◆ MATERIAL PROVIDED
Begin
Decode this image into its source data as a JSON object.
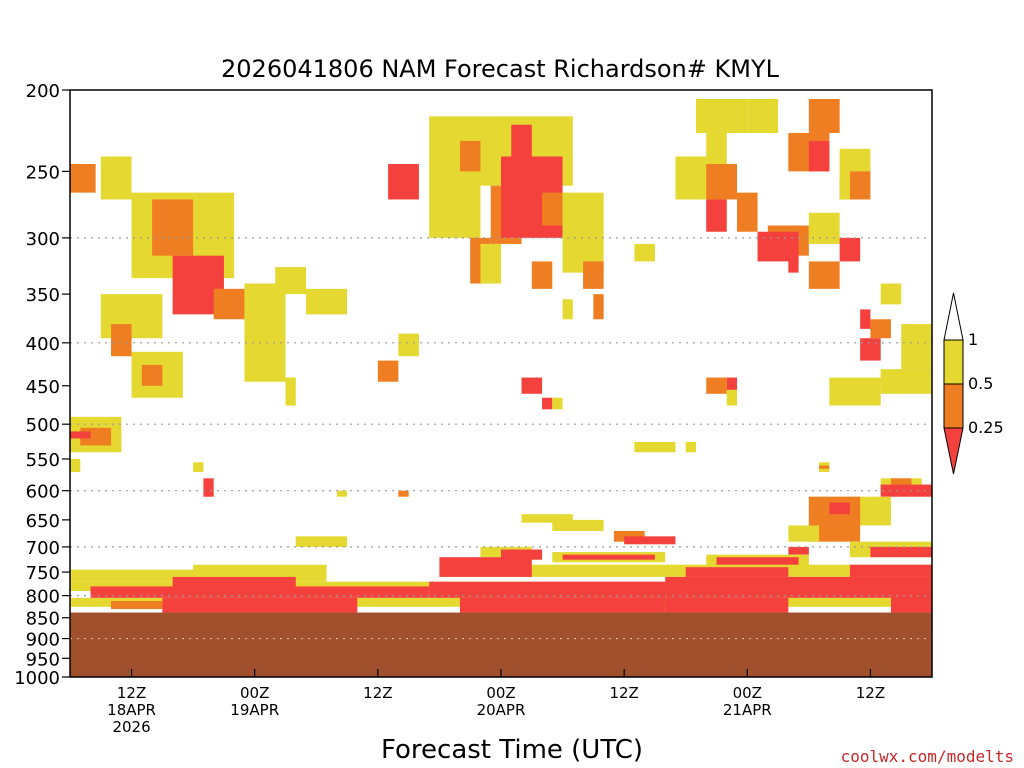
{
  "chart_data": {
    "type": "heatmap",
    "title": "2026041806 NAM Forecast Richardson# KMYL",
    "xlabel": "Forecast Time (UTC)",
    "credit": "coolwx.com/modelts",
    "y_scale": "log-pressure",
    "ylim": [
      1000,
      200
    ],
    "yticks": [
      200,
      250,
      300,
      350,
      400,
      450,
      500,
      550,
      600,
      650,
      700,
      750,
      800,
      850,
      900,
      950,
      1000
    ],
    "y_gridlines": [
      300,
      400,
      500,
      600,
      700,
      800,
      900,
      1000
    ],
    "xlim_hours": [
      0,
      84
    ],
    "xticks": [
      {
        "hour": 6,
        "lines": [
          "12Z",
          "18APR",
          "2026"
        ]
      },
      {
        "hour": 18,
        "lines": [
          "00Z",
          "19APR"
        ]
      },
      {
        "hour": 30,
        "lines": [
          "12Z"
        ]
      },
      {
        "hour": 42,
        "lines": [
          "00Z",
          "20APR"
        ]
      },
      {
        "hour": 54,
        "lines": [
          "12Z"
        ]
      },
      {
        "hour": 66,
        "lines": [
          "00Z",
          "21APR"
        ]
      },
      {
        "hour": 78,
        "lines": [
          "12Z"
        ]
      }
    ],
    "colorbar": {
      "bounds": [
        "1",
        "0.5",
        "0.25"
      ],
      "colors": {
        "yellow": "#e4d831",
        "orange": "#ef7e22",
        "red": "#f5413d",
        "ground": "#a0502c"
      }
    },
    "ground_level_hPa": 838,
    "regions": [
      {
        "level": "yellow",
        "t0": 3,
        "t1": 6,
        "p0": 240,
        "p1": 270
      },
      {
        "level": "orange",
        "t0": 0,
        "t1": 2.5,
        "p0": 245,
        "p1": 265
      },
      {
        "level": "yellow",
        "t0": 6,
        "t1": 16,
        "p0": 265,
        "p1": 335
      },
      {
        "level": "orange",
        "t0": 8,
        "t1": 12,
        "p0": 270,
        "p1": 315
      },
      {
        "level": "red",
        "t0": 10,
        "t1": 15,
        "p0": 315,
        "p1": 370
      },
      {
        "level": "orange",
        "t0": 14,
        "t1": 17,
        "p0": 345,
        "p1": 375
      },
      {
        "level": "yellow",
        "t0": 17,
        "t1": 21,
        "p0": 340,
        "p1": 445
      },
      {
        "level": "yellow",
        "t0": 3,
        "t1": 9,
        "p0": 350,
        "p1": 395
      },
      {
        "level": "orange",
        "t0": 4,
        "t1": 6,
        "p0": 380,
        "p1": 415
      },
      {
        "level": "yellow",
        "t0": 6,
        "t1": 11,
        "p0": 410,
        "p1": 465
      },
      {
        "level": "orange",
        "t0": 7,
        "t1": 9,
        "p0": 425,
        "p1": 450
      },
      {
        "level": "yellow",
        "t0": 20,
        "t1": 23,
        "p0": 325,
        "p1": 350
      },
      {
        "level": "yellow",
        "t0": 23,
        "t1": 27,
        "p0": 345,
        "p1": 370
      },
      {
        "level": "yellow",
        "t0": 21,
        "t1": 22,
        "p0": 440,
        "p1": 475
      },
      {
        "level": "yellow",
        "t0": 32,
        "t1": 34,
        "p0": 390,
        "p1": 415
      },
      {
        "level": "orange",
        "t0": 30,
        "t1": 32,
        "p0": 420,
        "p1": 445
      },
      {
        "level": "yellow",
        "t0": 35,
        "t1": 40,
        "p0": 215,
        "p1": 300
      },
      {
        "level": "orange",
        "t0": 38,
        "t1": 41,
        "p0": 230,
        "p1": 250
      },
      {
        "level": "orange",
        "t0": 39,
        "t1": 41,
        "p0": 300,
        "p1": 340
      },
      {
        "level": "red",
        "t0": 31,
        "t1": 34,
        "p0": 245,
        "p1": 270
      },
      {
        "level": "yellow",
        "t0": 40,
        "t1": 49,
        "p0": 215,
        "p1": 260
      },
      {
        "level": "orange",
        "t0": 41,
        "t1": 44,
        "p0": 260,
        "p1": 305
      },
      {
        "level": "red",
        "t0": 42,
        "t1": 48,
        "p0": 240,
        "p1": 300
      },
      {
        "level": "red",
        "t0": 43,
        "t1": 45,
        "p0": 220,
        "p1": 250
      },
      {
        "level": "yellow",
        "t0": 40,
        "t1": 42,
        "p0": 305,
        "p1": 340
      },
      {
        "level": "red",
        "t0": 49,
        "t1": 51,
        "p0": 290,
        "p1": 325
      },
      {
        "level": "orange",
        "t0": 46,
        "t1": 48,
        "p0": 265,
        "p1": 290
      },
      {
        "level": "yellow",
        "t0": 48,
        "t1": 52,
        "p0": 265,
        "p1": 330
      },
      {
        "level": "orange",
        "t0": 50,
        "t1": 52,
        "p0": 320,
        "p1": 345
      },
      {
        "level": "orange",
        "t0": 45,
        "t1": 47,
        "p0": 320,
        "p1": 345
      },
      {
        "level": "orange",
        "t0": 51,
        "t1": 52,
        "p0": 350,
        "p1": 375
      },
      {
        "level": "yellow",
        "t0": 48,
        "t1": 49,
        "p0": 355,
        "p1": 375
      },
      {
        "level": "red",
        "t0": 44,
        "t1": 46,
        "p0": 440,
        "p1": 460
      },
      {
        "level": "red",
        "t0": 46,
        "t1": 47,
        "p0": 465,
        "p1": 480
      },
      {
        "level": "yellow",
        "t0": 47,
        "t1": 48,
        "p0": 465,
        "p1": 480
      },
      {
        "level": "yellow",
        "t0": 61,
        "t1": 66,
        "p0": 205,
        "p1": 225
      },
      {
        "level": "yellow",
        "t0": 62,
        "t1": 64,
        "p0": 225,
        "p1": 245
      },
      {
        "level": "orange",
        "t0": 61,
        "t1": 65,
        "p0": 245,
        "p1": 270
      },
      {
        "level": "yellow",
        "t0": 59,
        "t1": 62,
        "p0": 240,
        "p1": 270
      },
      {
        "level": "red",
        "t0": 62,
        "t1": 64,
        "p0": 270,
        "p1": 295
      },
      {
        "level": "orange",
        "t0": 65,
        "t1": 67,
        "p0": 265,
        "p1": 295
      },
      {
        "level": "yellow",
        "t0": 66,
        "t1": 69,
        "p0": 205,
        "p1": 225
      },
      {
        "level": "orange",
        "t0": 72,
        "t1": 75,
        "p0": 205,
        "p1": 225
      },
      {
        "level": "orange",
        "t0": 70,
        "t1": 74,
        "p0": 225,
        "p1": 250
      },
      {
        "level": "red",
        "t0": 72,
        "t1": 74,
        "p0": 230,
        "p1": 250
      },
      {
        "level": "red",
        "t0": 75,
        "t1": 77,
        "p0": 255,
        "p1": 270
      },
      {
        "level": "yellow",
        "t0": 75,
        "t1": 78,
        "p0": 235,
        "p1": 270
      },
      {
        "level": "orange",
        "t0": 76,
        "t1": 78,
        "p0": 250,
        "p1": 270
      },
      {
        "level": "orange",
        "t0": 68,
        "t1": 72,
        "p0": 290,
        "p1": 315
      },
      {
        "level": "red",
        "t0": 67,
        "t1": 71,
        "p0": 295,
        "p1": 320
      },
      {
        "level": "red",
        "t0": 70,
        "t1": 71,
        "p0": 310,
        "p1": 330
      },
      {
        "level": "yellow",
        "t0": 72,
        "t1": 75,
        "p0": 280,
        "p1": 305
      },
      {
        "level": "red",
        "t0": 75,
        "t1": 77,
        "p0": 300,
        "p1": 320
      },
      {
        "level": "orange",
        "t0": 72,
        "t1": 75,
        "p0": 320,
        "p1": 345
      },
      {
        "level": "yellow",
        "t0": 55,
        "t1": 57,
        "p0": 305,
        "p1": 320
      },
      {
        "level": "yellow",
        "t0": 81,
        "t1": 84,
        "p0": 380,
        "p1": 430
      },
      {
        "level": "red",
        "t0": 77,
        "t1": 79,
        "p0": 395,
        "p1": 420
      },
      {
        "level": "orange",
        "t0": 78,
        "t1": 80,
        "p0": 375,
        "p1": 395
      },
      {
        "level": "red",
        "t0": 77,
        "t1": 78,
        "p0": 365,
        "p1": 385
      },
      {
        "level": "yellow",
        "t0": 74,
        "t1": 79,
        "p0": 440,
        "p1": 475
      },
      {
        "level": "yellow",
        "t0": 79,
        "t1": 84,
        "p0": 430,
        "p1": 460
      },
      {
        "level": "yellow",
        "t0": 79,
        "t1": 81,
        "p0": 340,
        "p1": 360
      },
      {
        "level": "orange",
        "t0": 62,
        "t1": 64,
        "p0": 440,
        "p1": 460
      },
      {
        "level": "yellow",
        "t0": 64,
        "t1": 65,
        "p0": 440,
        "p1": 475
      },
      {
        "level": "red",
        "t0": 64,
        "t1": 65,
        "p0": 440,
        "p1": 455
      },
      {
        "level": "yellow",
        "t0": 0,
        "t1": 5,
        "p0": 490,
        "p1": 540
      },
      {
        "level": "orange",
        "t0": 1,
        "t1": 4,
        "p0": 505,
        "p1": 530
      },
      {
        "level": "red",
        "t0": 0,
        "t1": 2,
        "p0": 510,
        "p1": 520
      },
      {
        "level": "yellow",
        "t0": 0,
        "t1": 1,
        "p0": 550,
        "p1": 570
      },
      {
        "level": "yellow",
        "t0": 55,
        "t1": 59,
        "p0": 525,
        "p1": 540
      },
      {
        "level": "yellow",
        "t0": 60,
        "t1": 61,
        "p0": 525,
        "p1": 540
      },
      {
        "level": "red",
        "t0": 13,
        "t1": 14,
        "p0": 580,
        "p1": 610
      },
      {
        "level": "yellow",
        "t0": 12,
        "t1": 13,
        "p0": 555,
        "p1": 570
      },
      {
        "level": "yellow",
        "t0": 73,
        "t1": 74,
        "p0": 555,
        "p1": 570
      },
      {
        "level": "orange",
        "t0": 73,
        "t1": 74,
        "p0": 560,
        "p1": 565
      },
      {
        "level": "orange",
        "t0": 32,
        "t1": 33,
        "p0": 600,
        "p1": 610
      },
      {
        "level": "yellow",
        "t0": 26,
        "t1": 27,
        "p0": 600,
        "p1": 610
      },
      {
        "level": "yellow",
        "t0": 79,
        "t1": 83,
        "p0": 580,
        "p1": 605
      },
      {
        "level": "red",
        "t0": 79,
        "t1": 84,
        "p0": 590,
        "p1": 610
      },
      {
        "level": "orange",
        "t0": 80,
        "t1": 82,
        "p0": 580,
        "p1": 590
      },
      {
        "level": "yellow",
        "t0": 72,
        "t1": 80,
        "p0": 610,
        "p1": 660
      },
      {
        "level": "orange",
        "t0": 72,
        "t1": 77,
        "p0": 610,
        "p1": 690
      },
      {
        "level": "red",
        "t0": 74,
        "t1": 76,
        "p0": 620,
        "p1": 640
      },
      {
        "level": "yellow",
        "t0": 44,
        "t1": 49,
        "p0": 640,
        "p1": 655
      },
      {
        "level": "yellow",
        "t0": 47,
        "t1": 52,
        "p0": 650,
        "p1": 670
      },
      {
        "level": "orange",
        "t0": 53,
        "t1": 56,
        "p0": 670,
        "p1": 690
      },
      {
        "level": "red",
        "t0": 54,
        "t1": 59,
        "p0": 680,
        "p1": 695
      },
      {
        "level": "yellow",
        "t0": 22,
        "t1": 27,
        "p0": 680,
        "p1": 700
      },
      {
        "level": "yellow",
        "t0": 70,
        "t1": 73,
        "p0": 660,
        "p1": 690
      },
      {
        "level": "red",
        "t0": 70,
        "t1": 72,
        "p0": 700,
        "p1": 715
      },
      {
        "level": "yellow",
        "t0": 76,
        "t1": 84,
        "p0": 690,
        "p1": 720
      },
      {
        "level": "red",
        "t0": 78,
        "t1": 84,
        "p0": 700,
        "p1": 720
      },
      {
        "level": "yellow",
        "t0": 40,
        "t1": 45,
        "p0": 700,
        "p1": 720
      },
      {
        "level": "red",
        "t0": 42,
        "t1": 46,
        "p0": 705,
        "p1": 725
      },
      {
        "level": "yellow",
        "t0": 47,
        "t1": 58,
        "p0": 710,
        "p1": 730
      },
      {
        "level": "red",
        "t0": 48,
        "t1": 57,
        "p0": 715,
        "p1": 725
      },
      {
        "level": "yellow",
        "t0": 62,
        "t1": 72,
        "p0": 715,
        "p1": 740
      },
      {
        "level": "red",
        "t0": 63,
        "t1": 71,
        "p0": 720,
        "p1": 740
      },
      {
        "level": "yellow",
        "t0": 0,
        "t1": 25,
        "p0": 745,
        "p1": 770
      },
      {
        "level": "yellow",
        "t0": 12,
        "t1": 25,
        "p0": 735,
        "p1": 760
      },
      {
        "level": "yellow",
        "t0": 36,
        "t1": 84,
        "p0": 735,
        "p1": 760
      },
      {
        "level": "red",
        "t0": 36,
        "t1": 45,
        "p0": 720,
        "p1": 760
      },
      {
        "level": "red",
        "t0": 60,
        "t1": 70,
        "p0": 740,
        "p1": 760
      },
      {
        "level": "red",
        "t0": 76,
        "t1": 84,
        "p0": 735,
        "p1": 760
      },
      {
        "level": "yellow",
        "t0": 0,
        "t1": 84,
        "p0": 770,
        "p1": 790
      },
      {
        "level": "red",
        "t0": 2,
        "t1": 35,
        "p0": 780,
        "p1": 805
      },
      {
        "level": "red",
        "t0": 10,
        "t1": 22,
        "p0": 760,
        "p1": 790
      },
      {
        "level": "red",
        "t0": 35,
        "t1": 60,
        "p0": 770,
        "p1": 805
      },
      {
        "level": "red",
        "t0": 58,
        "t1": 84,
        "p0": 760,
        "p1": 805
      },
      {
        "level": "yellow",
        "t0": 0,
        "t1": 84,
        "p0": 805,
        "p1": 825
      },
      {
        "level": "red",
        "t0": 9,
        "t1": 28,
        "p0": 805,
        "p1": 838
      },
      {
        "level": "orange",
        "t0": 4,
        "t1": 9,
        "p0": 812,
        "p1": 830
      },
      {
        "level": "red",
        "t0": 38,
        "t1": 58,
        "p0": 805,
        "p1": 838
      },
      {
        "level": "red",
        "t0": 58,
        "t1": 70,
        "p0": 805,
        "p1": 838
      },
      {
        "level": "red",
        "t0": 80,
        "t1": 84,
        "p0": 800,
        "p1": 838
      }
    ]
  }
}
End
Scan the material above. Copy each line that holds the word "Forecast".

◆ COMPLETED EXERCISE
    "title": "2026041806 NAM Forecast Richardson# KMYL",
    "xlabel": "Forecast Time (UTC)",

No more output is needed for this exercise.